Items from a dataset
# # #
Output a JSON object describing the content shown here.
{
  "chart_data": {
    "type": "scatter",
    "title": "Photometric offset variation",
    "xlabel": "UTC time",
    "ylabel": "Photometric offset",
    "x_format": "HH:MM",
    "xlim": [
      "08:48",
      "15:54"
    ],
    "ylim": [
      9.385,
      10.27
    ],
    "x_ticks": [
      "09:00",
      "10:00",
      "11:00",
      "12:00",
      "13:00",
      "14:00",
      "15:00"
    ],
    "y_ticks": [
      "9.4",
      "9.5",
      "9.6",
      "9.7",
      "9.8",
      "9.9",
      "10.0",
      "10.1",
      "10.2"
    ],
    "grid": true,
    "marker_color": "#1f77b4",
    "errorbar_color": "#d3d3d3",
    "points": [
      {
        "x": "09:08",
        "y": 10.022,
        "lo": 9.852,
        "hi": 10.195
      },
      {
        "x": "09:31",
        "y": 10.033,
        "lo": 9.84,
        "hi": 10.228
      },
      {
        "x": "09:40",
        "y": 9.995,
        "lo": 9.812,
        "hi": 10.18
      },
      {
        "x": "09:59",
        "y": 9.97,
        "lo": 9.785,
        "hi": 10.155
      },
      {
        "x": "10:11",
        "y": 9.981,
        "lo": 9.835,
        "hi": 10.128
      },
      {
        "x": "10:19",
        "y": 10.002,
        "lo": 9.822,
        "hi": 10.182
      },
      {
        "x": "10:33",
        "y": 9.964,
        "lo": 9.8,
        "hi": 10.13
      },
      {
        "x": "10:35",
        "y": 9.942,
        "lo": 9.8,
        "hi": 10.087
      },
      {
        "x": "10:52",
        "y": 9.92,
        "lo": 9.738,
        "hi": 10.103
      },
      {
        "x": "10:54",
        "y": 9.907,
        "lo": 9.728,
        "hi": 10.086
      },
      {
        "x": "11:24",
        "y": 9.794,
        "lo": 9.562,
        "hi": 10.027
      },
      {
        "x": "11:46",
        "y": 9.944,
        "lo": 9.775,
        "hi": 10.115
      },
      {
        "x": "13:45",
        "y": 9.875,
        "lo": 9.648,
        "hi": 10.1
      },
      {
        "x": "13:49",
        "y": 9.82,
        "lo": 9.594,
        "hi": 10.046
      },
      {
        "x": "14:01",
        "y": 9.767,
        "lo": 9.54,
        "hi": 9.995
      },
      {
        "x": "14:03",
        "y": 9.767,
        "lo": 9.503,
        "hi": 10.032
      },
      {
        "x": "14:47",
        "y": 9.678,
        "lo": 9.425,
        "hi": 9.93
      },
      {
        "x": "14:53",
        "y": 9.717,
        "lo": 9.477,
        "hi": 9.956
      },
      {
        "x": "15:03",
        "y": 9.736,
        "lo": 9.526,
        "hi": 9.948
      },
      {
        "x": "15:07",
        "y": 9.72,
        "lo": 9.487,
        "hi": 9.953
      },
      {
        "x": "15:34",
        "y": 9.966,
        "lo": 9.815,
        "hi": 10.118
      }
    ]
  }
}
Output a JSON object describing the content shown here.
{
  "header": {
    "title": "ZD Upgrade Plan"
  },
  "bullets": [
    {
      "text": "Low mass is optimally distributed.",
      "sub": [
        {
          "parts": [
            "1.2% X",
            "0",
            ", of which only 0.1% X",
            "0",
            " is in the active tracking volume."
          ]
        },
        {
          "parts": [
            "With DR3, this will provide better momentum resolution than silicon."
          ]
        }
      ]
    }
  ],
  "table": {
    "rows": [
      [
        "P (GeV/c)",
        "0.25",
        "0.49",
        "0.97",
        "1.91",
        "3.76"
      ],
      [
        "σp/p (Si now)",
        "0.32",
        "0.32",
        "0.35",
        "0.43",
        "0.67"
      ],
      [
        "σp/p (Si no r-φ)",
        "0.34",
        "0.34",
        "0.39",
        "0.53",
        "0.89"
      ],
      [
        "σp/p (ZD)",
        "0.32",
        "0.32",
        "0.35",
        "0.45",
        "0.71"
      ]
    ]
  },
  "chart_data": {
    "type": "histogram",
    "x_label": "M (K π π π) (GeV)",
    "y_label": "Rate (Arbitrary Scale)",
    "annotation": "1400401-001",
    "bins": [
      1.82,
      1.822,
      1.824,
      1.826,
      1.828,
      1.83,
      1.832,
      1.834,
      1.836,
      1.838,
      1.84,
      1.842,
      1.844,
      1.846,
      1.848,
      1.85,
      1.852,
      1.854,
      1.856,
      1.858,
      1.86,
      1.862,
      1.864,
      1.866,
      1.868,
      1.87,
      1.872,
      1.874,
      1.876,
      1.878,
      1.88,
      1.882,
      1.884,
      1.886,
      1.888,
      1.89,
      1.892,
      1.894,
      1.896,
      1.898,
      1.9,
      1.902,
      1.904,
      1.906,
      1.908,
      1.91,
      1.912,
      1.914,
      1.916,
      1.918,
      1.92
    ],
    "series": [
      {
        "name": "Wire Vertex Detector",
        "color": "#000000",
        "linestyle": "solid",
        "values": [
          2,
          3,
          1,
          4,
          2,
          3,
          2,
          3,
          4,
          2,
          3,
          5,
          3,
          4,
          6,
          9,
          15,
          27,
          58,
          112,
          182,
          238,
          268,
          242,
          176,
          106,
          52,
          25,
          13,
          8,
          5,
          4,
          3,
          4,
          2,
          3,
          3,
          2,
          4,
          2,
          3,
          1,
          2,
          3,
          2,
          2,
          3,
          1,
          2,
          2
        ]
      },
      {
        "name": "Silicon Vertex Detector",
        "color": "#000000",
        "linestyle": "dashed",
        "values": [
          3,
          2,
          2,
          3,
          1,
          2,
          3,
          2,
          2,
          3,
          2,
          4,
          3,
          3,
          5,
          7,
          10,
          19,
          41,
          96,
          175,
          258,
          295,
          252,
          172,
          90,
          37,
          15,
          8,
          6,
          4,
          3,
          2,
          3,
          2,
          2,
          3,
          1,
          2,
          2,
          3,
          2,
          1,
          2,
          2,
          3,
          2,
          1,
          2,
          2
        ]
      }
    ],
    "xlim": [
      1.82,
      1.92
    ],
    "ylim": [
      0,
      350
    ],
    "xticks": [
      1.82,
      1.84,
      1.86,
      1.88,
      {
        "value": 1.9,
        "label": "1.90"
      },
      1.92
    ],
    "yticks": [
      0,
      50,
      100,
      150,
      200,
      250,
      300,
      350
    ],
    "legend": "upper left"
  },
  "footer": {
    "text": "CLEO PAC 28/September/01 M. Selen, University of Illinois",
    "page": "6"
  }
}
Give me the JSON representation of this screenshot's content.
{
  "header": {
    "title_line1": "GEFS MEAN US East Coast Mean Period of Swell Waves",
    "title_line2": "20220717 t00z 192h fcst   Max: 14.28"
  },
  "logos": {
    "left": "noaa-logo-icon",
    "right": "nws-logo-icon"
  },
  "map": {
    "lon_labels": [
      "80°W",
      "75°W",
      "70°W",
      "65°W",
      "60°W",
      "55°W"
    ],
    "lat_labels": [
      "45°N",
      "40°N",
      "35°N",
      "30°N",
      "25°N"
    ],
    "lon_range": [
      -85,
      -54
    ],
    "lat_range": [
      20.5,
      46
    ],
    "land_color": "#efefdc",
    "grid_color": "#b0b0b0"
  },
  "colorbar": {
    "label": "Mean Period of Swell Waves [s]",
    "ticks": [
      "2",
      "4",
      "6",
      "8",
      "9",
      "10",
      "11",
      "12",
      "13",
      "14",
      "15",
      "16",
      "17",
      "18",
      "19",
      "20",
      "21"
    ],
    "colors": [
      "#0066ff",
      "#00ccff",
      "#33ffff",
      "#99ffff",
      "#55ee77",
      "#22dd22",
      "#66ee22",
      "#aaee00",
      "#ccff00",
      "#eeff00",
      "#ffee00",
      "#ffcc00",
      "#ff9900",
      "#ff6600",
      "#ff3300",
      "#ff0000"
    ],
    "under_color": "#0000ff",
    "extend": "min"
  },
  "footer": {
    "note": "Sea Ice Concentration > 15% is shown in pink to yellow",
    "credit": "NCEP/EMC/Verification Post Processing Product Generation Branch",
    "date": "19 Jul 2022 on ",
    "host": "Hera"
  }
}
# # #
=== Exercise ===
Give the lines from the one containing "Give me the" through the end of the entries again, exactly as written and with no other lines.

=== Correct response ===
Give me the JSON representation of this screenshot's content.
{
  "header": {
    "title_line1": "GEFS MEAN US East Coast Mean Period of Swell Waves",
    "title_line2": "20220717 t00z 192h fcst   Max: 14.28"
  },
  "logos": {
    "left": "noaa-logo-icon",
    "right": "nws-logo-icon"
  },
  "map": {
    "lon_labels": [
      "80°W",
      "75°W",
      "70°W",
      "65°W",
      "60°W",
      "55°W"
    ],
    "lat_labels": [
      "45°N",
      "40°N",
      "35°N",
      "30°N",
      "25°N"
    ],
    "lon_range": [
      -85,
      -54
    ],
    "lat_range": [
      20.5,
      46
    ],
    "land_color": "#efefdc",
    "grid_color": "#b0b0b0"
  },
  "colorbar": {
    "label": "Mean Period of Swell Waves [s]",
    "ticks": [
      "2",
      "4",
      "6",
      "8",
      "9",
      "10",
      "11",
      "12",
      "13",
      "14",
      "15",
      "16",
      "17",
      "18",
      "19",
      "20",
      "21"
    ],
    "colors": [
      "#0066ff",
      "#00ccff",
      "#33ffff",
      "#99ffff",
      "#55ee77",
      "#22dd22",
      "#66ee22",
      "#aaee00",
      "#ccff00",
      "#eeff00",
      "#ffee00",
      "#ffcc00",
      "#ff9900",
      "#ff6600",
      "#ff3300",
      "#ff0000"
    ],
    "under_color": "#0000ff",
    "extend": "min"
  },
  "footer": {
    "note": "Sea Ice Concentration > 15% is shown in pink to yellow",
    "credit": "NCEP/EMC/Verification Post Processing Product Generation Branch",
    "date": "19 Jul 2022 on ",
    "host": "Hera"
  }
}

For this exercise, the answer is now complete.